[Extracts from a graphics dataset]

━━━━━━━━

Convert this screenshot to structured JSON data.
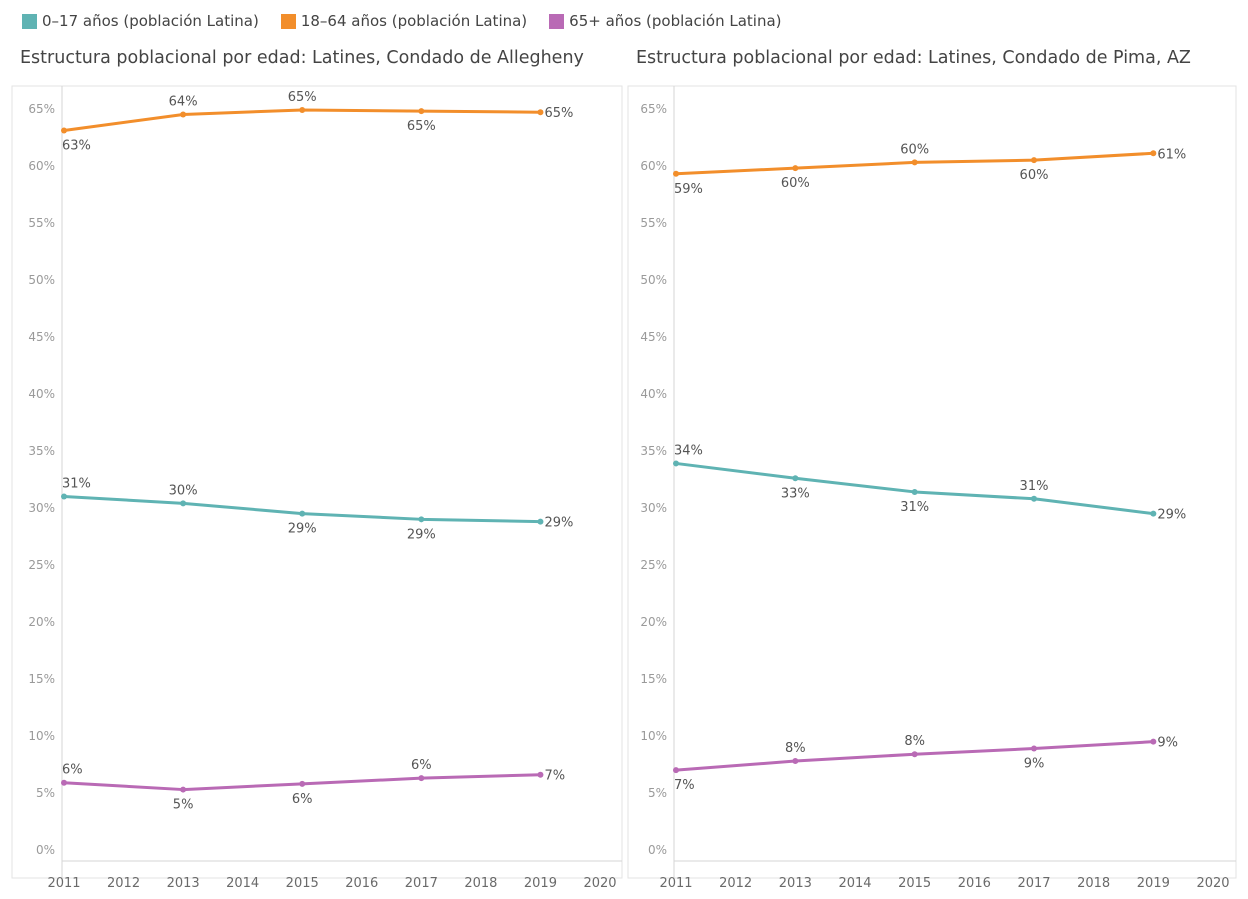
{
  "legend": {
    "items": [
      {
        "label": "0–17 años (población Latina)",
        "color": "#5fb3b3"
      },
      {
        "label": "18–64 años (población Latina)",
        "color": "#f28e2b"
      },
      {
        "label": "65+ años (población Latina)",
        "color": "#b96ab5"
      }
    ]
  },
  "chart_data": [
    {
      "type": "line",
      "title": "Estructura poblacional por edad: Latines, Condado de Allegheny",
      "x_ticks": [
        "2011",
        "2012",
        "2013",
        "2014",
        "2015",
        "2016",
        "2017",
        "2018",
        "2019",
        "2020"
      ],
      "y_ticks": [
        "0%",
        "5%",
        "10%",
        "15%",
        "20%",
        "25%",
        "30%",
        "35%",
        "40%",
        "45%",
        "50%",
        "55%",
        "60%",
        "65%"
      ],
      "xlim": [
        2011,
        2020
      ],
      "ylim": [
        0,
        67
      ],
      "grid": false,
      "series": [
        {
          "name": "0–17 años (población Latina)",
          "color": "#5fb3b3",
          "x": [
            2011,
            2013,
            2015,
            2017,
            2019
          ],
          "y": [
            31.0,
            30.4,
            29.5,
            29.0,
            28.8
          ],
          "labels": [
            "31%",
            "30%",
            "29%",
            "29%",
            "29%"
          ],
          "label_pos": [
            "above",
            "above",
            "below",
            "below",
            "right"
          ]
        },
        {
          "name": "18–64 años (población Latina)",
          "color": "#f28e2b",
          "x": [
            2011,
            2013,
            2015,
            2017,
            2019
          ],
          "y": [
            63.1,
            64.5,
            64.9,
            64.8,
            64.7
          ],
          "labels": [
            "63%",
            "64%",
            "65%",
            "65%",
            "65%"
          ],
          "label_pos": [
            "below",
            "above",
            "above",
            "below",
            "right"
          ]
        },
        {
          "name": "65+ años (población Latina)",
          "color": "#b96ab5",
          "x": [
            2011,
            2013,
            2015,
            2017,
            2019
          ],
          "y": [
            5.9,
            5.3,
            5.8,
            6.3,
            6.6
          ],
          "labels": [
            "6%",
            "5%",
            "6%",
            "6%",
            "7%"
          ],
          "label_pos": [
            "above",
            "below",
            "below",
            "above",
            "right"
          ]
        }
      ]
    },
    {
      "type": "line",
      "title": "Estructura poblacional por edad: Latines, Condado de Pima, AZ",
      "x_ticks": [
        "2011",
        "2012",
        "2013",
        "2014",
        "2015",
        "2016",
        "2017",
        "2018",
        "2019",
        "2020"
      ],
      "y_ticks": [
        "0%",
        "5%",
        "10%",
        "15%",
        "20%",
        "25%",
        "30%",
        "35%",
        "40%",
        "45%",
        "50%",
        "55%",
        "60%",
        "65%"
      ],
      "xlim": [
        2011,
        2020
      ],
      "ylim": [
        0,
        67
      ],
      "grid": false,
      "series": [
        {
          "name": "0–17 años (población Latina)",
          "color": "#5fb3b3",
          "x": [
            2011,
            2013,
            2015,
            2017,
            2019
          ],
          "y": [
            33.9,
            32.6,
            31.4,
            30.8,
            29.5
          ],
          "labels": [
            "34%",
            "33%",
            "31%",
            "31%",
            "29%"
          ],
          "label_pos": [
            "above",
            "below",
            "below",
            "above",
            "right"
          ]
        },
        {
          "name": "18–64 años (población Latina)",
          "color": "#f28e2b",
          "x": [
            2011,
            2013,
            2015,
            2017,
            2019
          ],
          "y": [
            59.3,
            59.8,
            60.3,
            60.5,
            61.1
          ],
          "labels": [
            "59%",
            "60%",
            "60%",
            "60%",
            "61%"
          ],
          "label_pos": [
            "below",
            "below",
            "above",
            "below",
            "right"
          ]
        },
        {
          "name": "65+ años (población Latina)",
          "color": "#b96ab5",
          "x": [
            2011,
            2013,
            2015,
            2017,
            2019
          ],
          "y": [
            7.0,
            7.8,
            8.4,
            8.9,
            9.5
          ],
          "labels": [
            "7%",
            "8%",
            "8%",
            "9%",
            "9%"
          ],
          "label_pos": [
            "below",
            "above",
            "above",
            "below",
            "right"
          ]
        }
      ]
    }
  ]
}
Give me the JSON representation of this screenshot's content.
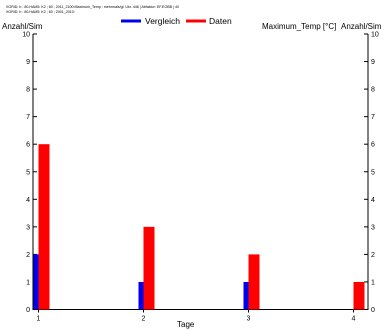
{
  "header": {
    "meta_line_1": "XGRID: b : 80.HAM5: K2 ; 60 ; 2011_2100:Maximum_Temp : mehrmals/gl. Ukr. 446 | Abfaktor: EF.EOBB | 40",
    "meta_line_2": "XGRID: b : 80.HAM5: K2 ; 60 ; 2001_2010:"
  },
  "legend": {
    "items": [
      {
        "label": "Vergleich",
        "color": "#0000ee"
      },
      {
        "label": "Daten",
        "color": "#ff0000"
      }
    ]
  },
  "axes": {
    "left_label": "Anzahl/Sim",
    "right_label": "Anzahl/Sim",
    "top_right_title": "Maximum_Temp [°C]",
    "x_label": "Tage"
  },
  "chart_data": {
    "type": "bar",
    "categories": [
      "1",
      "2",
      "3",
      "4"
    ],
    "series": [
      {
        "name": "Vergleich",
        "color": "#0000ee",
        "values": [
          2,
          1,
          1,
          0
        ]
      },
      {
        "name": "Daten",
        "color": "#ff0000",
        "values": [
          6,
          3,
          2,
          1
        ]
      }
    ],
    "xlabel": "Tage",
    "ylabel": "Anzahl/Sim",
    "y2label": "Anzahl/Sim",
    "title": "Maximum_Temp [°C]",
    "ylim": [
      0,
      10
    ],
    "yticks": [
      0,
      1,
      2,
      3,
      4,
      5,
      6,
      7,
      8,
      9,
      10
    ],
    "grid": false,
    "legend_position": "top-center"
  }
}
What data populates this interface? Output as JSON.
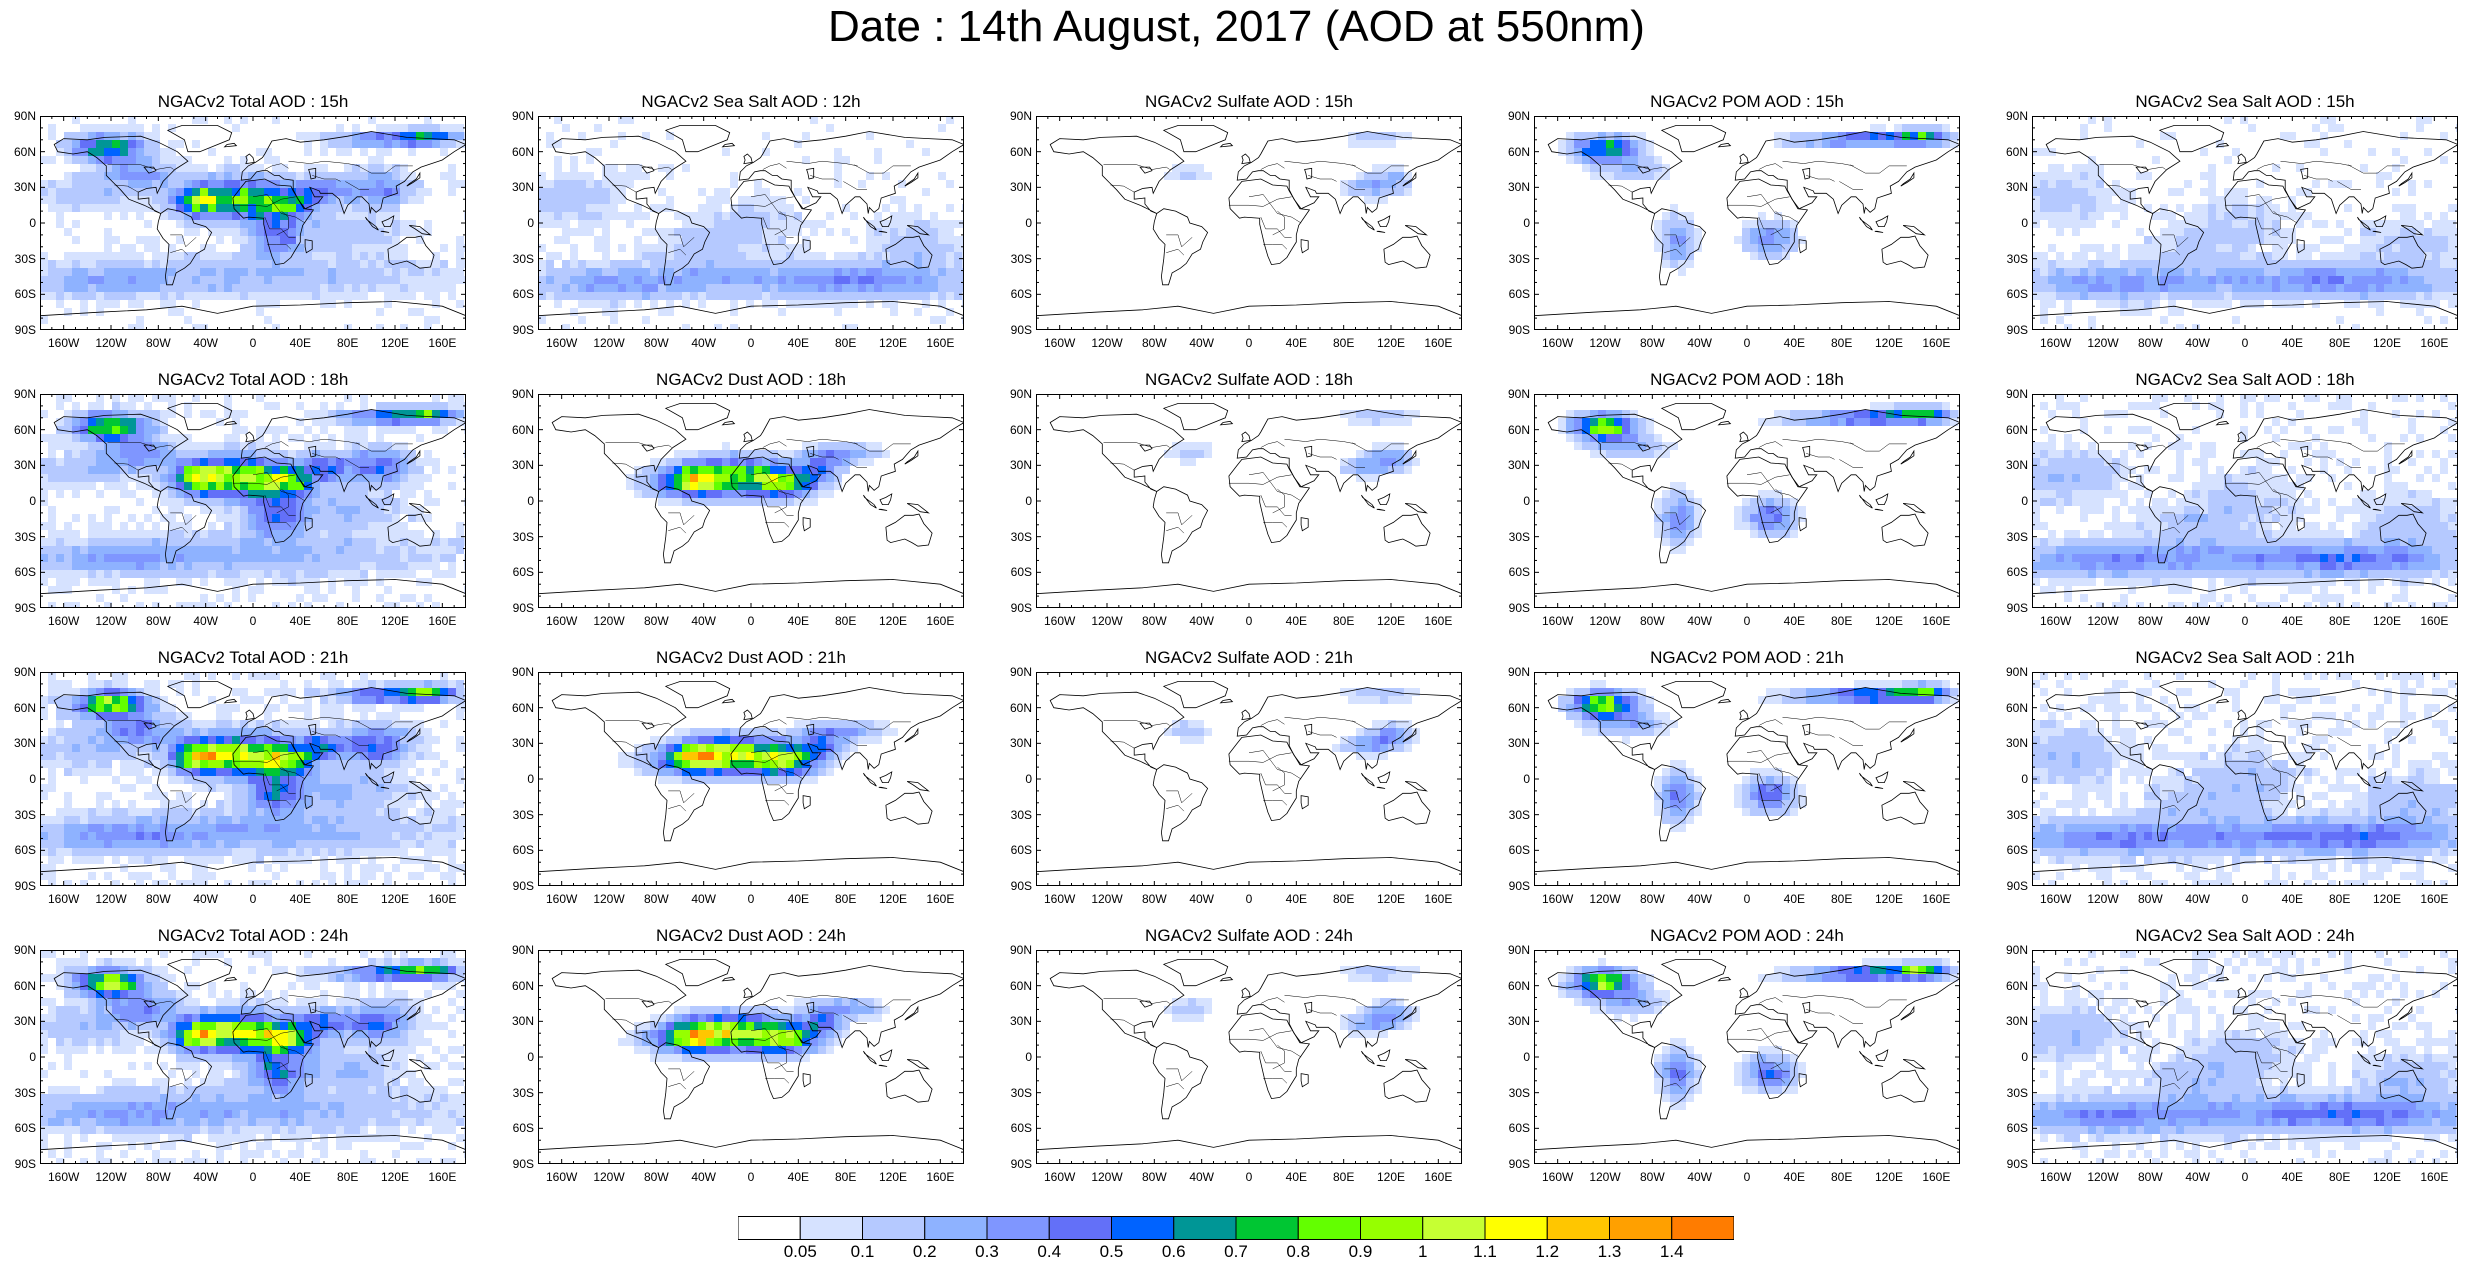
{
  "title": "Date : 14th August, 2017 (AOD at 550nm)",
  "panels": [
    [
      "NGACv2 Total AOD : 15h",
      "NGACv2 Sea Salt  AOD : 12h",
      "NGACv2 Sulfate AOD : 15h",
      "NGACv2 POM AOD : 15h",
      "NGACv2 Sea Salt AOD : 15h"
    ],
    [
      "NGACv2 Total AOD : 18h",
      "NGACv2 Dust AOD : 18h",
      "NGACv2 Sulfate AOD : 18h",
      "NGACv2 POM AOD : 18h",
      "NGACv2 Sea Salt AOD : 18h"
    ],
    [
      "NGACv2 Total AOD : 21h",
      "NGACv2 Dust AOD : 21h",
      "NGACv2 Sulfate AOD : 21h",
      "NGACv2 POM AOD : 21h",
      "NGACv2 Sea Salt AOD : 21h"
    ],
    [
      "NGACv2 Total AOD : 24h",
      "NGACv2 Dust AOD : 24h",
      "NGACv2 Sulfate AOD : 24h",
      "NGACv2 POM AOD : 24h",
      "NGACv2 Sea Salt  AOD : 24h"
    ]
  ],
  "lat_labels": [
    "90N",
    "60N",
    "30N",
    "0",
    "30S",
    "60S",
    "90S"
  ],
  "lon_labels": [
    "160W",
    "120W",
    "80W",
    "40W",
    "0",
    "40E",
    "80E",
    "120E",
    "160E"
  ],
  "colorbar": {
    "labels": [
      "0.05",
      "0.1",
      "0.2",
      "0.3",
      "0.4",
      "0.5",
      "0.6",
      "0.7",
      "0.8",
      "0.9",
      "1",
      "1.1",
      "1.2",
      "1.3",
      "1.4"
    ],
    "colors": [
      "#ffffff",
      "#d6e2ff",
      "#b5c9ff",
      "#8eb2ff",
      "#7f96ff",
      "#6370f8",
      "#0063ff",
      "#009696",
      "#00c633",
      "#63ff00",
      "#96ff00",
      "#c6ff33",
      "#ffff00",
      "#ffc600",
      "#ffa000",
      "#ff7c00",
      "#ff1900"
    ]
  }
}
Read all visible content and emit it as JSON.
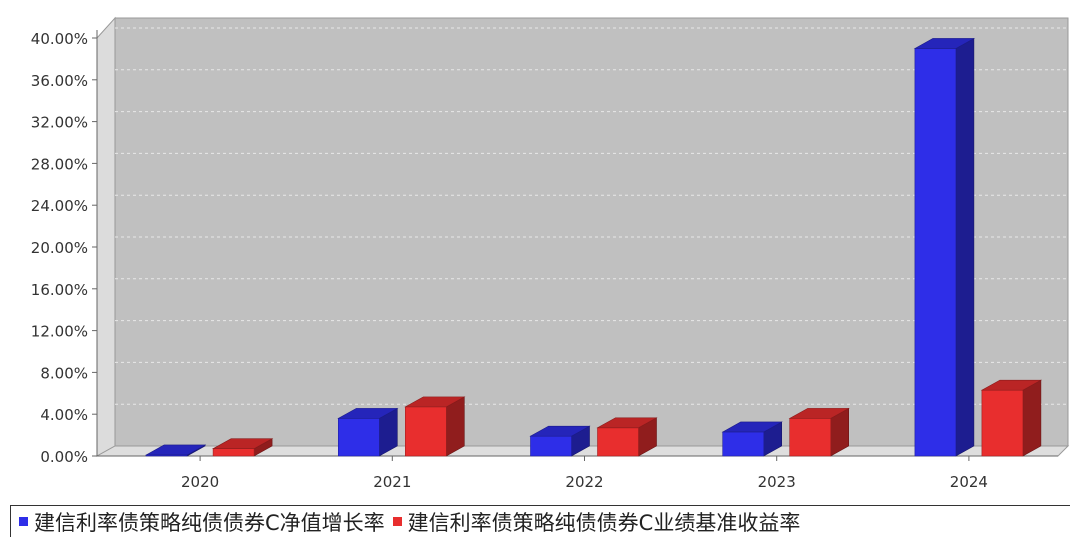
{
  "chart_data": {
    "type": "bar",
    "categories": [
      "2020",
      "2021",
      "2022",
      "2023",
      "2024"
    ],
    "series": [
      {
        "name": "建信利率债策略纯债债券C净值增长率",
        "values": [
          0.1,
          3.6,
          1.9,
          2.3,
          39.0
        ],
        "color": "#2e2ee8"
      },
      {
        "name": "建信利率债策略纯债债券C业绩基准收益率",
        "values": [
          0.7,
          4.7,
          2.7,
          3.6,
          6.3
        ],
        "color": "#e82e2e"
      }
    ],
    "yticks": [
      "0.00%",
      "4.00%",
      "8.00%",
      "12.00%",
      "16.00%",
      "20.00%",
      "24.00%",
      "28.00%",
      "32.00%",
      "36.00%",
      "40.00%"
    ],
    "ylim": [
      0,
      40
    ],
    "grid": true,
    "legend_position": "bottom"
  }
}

━━━━━━━━

*WRITTEN INSTRUCTION:* All lines in the data that contain the word "JSON" should be copied.

*ANSWER BELOW:*
Convert this screenshot to structured JSON data.
Give me the JSON representation of this screenshot's content.
What data populates this interface? Output as JSON.
Read all visible content and emit it as JSON.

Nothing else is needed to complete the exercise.